# PROBLEM DETAILS
Using the records below, please work out how many lines contain "JOLLANT"; answer with the number alone.

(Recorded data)

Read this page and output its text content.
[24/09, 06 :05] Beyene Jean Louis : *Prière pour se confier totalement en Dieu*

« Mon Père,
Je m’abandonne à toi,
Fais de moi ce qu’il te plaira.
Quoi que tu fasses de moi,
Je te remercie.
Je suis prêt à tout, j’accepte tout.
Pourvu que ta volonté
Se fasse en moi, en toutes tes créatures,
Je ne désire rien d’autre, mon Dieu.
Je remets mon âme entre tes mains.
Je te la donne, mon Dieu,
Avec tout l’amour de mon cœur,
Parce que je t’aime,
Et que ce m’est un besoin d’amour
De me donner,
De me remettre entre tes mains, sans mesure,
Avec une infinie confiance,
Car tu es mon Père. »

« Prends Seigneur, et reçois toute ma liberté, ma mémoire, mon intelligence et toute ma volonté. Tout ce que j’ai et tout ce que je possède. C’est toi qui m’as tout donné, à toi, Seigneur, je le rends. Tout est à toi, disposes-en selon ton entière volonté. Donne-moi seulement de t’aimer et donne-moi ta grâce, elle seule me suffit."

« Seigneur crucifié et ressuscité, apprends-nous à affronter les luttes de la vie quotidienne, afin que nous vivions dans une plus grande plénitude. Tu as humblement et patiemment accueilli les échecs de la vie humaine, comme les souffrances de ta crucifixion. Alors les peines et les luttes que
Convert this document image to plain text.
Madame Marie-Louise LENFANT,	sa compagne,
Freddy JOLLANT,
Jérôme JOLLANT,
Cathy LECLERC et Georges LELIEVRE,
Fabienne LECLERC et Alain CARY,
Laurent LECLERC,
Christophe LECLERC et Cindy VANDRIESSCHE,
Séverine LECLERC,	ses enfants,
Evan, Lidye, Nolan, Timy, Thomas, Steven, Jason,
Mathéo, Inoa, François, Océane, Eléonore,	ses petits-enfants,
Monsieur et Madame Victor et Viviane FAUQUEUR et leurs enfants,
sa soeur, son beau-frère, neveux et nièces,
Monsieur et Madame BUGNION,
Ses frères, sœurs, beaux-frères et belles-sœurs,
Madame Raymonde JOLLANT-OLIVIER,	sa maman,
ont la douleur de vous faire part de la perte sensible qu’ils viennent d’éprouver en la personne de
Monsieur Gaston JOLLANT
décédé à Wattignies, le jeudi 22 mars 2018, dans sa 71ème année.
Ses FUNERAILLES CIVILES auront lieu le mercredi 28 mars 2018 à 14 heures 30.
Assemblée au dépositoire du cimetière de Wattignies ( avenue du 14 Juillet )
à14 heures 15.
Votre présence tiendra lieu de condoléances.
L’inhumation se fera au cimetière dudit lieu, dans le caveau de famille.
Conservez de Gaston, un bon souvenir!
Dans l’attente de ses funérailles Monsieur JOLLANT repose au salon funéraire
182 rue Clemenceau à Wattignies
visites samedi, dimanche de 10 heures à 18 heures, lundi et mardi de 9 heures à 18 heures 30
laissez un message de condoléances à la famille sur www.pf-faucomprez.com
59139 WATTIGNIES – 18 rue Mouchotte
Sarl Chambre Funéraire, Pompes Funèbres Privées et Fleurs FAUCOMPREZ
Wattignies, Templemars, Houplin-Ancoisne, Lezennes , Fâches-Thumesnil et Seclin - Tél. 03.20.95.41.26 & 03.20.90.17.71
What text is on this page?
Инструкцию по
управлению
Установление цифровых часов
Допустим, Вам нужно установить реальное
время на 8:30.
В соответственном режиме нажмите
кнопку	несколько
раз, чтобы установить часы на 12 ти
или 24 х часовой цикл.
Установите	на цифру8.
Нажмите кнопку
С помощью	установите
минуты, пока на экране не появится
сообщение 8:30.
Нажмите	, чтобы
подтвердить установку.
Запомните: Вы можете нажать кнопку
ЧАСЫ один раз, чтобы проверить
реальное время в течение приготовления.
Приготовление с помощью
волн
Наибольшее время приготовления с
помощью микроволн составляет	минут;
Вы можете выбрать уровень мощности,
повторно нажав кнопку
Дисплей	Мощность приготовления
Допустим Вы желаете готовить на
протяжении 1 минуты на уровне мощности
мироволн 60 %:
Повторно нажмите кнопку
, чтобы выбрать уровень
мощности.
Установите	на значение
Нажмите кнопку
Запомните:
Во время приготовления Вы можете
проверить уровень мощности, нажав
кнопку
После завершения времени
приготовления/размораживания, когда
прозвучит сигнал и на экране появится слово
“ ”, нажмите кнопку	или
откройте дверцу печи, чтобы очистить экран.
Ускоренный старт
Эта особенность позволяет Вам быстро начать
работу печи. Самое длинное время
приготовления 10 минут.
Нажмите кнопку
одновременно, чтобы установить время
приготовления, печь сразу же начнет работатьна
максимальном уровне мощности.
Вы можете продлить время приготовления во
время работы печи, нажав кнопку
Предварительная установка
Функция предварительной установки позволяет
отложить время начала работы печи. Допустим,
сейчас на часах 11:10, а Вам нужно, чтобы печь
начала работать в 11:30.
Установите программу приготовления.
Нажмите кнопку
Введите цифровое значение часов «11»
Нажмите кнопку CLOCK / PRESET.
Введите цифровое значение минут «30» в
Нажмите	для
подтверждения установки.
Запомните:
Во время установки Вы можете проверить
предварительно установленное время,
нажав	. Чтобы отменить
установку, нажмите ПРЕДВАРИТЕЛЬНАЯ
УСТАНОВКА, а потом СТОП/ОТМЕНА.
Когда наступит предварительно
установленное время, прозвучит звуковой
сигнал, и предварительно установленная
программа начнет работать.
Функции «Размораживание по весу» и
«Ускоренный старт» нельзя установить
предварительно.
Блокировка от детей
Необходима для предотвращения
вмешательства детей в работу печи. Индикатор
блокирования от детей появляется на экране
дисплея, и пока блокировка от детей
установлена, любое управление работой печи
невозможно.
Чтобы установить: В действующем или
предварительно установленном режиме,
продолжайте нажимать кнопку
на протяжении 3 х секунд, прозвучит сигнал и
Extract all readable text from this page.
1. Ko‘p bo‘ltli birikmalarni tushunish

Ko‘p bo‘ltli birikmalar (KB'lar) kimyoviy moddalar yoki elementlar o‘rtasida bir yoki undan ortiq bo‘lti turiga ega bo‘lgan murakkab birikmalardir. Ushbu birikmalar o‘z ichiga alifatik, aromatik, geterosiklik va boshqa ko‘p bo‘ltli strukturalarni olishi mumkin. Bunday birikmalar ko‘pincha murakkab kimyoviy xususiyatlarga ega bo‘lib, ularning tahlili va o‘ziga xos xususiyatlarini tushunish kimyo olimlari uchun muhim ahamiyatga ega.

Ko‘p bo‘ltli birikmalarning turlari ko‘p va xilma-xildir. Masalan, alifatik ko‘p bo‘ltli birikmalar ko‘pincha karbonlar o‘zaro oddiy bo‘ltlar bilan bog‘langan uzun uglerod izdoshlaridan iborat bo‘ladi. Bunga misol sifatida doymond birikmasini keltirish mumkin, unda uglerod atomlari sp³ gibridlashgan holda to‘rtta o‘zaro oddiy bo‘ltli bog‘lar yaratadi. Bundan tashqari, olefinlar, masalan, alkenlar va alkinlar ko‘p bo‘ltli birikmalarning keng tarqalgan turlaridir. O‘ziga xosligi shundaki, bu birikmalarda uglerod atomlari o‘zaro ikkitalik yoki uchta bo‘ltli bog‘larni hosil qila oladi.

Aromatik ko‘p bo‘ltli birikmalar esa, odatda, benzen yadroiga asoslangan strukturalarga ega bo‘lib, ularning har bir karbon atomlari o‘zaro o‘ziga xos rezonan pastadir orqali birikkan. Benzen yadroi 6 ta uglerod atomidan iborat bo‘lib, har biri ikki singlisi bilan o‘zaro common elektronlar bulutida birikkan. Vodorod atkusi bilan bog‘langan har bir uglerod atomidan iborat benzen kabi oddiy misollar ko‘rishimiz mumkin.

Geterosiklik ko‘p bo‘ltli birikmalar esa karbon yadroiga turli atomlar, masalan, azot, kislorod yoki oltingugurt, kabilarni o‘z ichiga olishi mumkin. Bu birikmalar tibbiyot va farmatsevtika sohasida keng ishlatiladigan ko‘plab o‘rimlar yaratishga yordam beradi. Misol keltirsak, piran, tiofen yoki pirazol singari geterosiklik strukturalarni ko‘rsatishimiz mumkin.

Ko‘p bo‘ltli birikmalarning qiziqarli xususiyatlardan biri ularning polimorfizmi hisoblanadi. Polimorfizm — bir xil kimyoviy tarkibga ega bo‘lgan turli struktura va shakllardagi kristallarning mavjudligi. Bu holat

# WRITTEN RESPONSE
5